INPUT =>
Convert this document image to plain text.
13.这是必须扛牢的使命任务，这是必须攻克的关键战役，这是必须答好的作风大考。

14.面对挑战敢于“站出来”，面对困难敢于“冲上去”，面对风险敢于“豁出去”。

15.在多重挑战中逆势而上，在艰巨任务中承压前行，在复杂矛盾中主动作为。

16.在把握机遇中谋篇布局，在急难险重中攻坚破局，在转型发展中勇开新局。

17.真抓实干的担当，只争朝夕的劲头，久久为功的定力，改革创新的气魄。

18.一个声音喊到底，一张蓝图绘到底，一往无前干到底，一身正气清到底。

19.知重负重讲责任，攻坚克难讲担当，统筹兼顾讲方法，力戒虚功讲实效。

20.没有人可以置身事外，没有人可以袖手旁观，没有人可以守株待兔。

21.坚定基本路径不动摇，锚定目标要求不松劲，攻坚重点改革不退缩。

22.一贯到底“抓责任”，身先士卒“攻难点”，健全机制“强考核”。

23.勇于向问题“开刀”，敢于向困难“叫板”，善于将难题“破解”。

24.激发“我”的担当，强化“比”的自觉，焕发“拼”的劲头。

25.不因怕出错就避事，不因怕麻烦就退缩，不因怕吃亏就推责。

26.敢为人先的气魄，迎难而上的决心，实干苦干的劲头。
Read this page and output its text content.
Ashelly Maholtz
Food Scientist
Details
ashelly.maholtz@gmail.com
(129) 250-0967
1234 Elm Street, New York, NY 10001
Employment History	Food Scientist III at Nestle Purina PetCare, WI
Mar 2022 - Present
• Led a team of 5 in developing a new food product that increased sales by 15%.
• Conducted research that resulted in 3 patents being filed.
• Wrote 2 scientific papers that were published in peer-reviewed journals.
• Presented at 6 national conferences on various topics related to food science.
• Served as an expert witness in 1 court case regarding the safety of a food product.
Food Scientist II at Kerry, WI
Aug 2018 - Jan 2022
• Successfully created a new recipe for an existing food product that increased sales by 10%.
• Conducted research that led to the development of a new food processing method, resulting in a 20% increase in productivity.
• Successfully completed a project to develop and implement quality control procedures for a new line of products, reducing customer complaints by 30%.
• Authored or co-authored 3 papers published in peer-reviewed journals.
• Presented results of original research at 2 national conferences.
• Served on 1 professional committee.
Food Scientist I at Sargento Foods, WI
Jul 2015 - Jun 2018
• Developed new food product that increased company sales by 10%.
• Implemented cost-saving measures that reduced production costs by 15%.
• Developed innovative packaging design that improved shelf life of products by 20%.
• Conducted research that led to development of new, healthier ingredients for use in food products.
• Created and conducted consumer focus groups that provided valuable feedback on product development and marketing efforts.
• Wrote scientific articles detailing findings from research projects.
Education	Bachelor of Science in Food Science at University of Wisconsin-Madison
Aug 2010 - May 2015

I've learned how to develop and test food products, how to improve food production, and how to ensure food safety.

WHAT YOU ARE ASKED TO DO => Print every record exactly as it was given.

REPLY TO THE TASK =>
Convert this document image to plain text.
13.这是必须扛牢的使命任务，这是必须攻克的关键战役，这是必须答好的作风大考。

14.面对挑战敢于“站出来”，面对困难敢于“冲上去”，面对风险敢于“豁出去”。

15.在多重挑战中逆势而上，在艰巨任务中承压前行，在复杂矛盾中主动作为。

16.在把握机遇中谋篇布局，在急难险重中攻坚破局，在转型发展中勇开新局。

17.真抓实干的担当，只争朝夕的劲头，久久为功的定力，改革创新的气魄。

18.一个声音喊到底，一张蓝图绘到底，一往无前干到底，一身正气清到底。

19.知重负重讲责任，攻坚克难讲担当，统筹兼顾讲方法，力戒虚功讲实效。

20.没有人可以置身事外，没有人可以袖手旁观，没有人可以守株待兔。

21.坚定基本路径不动摇，锚定目标要求不松劲，攻坚重点改革不退缩。

22.一贯到底“抓责任”，身先士卒“攻难点”，健全机制“强考核”。

23.勇于向问题“开刀”，敢于向困难“叫板”，善于将难题“破解”。

24.激发“我”的担当，强化“比”的自觉，焕发“拼”的劲头。

25.不因怕出错就避事，不因怕麻烦就退缩，不因怕吃亏就推责。

26.敢为人先的气魄，迎难而上的决心，实干苦干的劲头。
Read this page and output its text content.
Ashelly Maholtz
Food Scientist
Details
ashelly.maholtz@gmail.com
(129) 250-0967
1234 Elm Street, New York, NY 10001
Employment History	Food Scientist III at Nestle Purina PetCare, WI
Mar 2022 - Present
• Led a team of 5 in developing a new food product that increased sales by 15%.
• Conducted research that resulted in 3 patents being filed.
• Wrote 2 scientific papers that were published in peer-reviewed journals.
• Presented at 6 national conferences on various topics related to food science.
• Served as an expert witness in 1 court case regarding the safety of a food product.
Food Scientist II at Kerry, WI
Aug 2018 - Jan 2022
• Successfully created a new recipe for an existing food product that increased sales by 10%.
• Conducted research that led to the development of a new food processing method, resulting in a 20% increase in productivity.
• Successfully completed a project to develop and implement quality control procedures for a new line of products, reducing customer complaints by 30%.
• Authored or co-authored 3 papers published in peer-reviewed journals.
• Presented results of original research at 2 national conferences.
• Served on 1 professional committee.
Food Scientist I at Sargento Foods, WI
Jul 2015 - Jun 2018
• Developed new food product that increased company sales by 10%.
• Implemented cost-saving measures that reduced production costs by 15%.
• Developed innovative packaging design that improved shelf life of products by 20%.
• Conducted research that led to development of new, healthier ingredients for use in food products.
• Created and conducted consumer focus groups that provided valuable feedback on product development and marketing efforts.
• Wrote scientific articles detailing findings from research projects.
Education	Bachelor of Science in Food Science at University of Wisconsin-Madison
Aug 2010 - May 2015

I've learned how to develop and test food products, how to improve food production, and how to ensure food safety.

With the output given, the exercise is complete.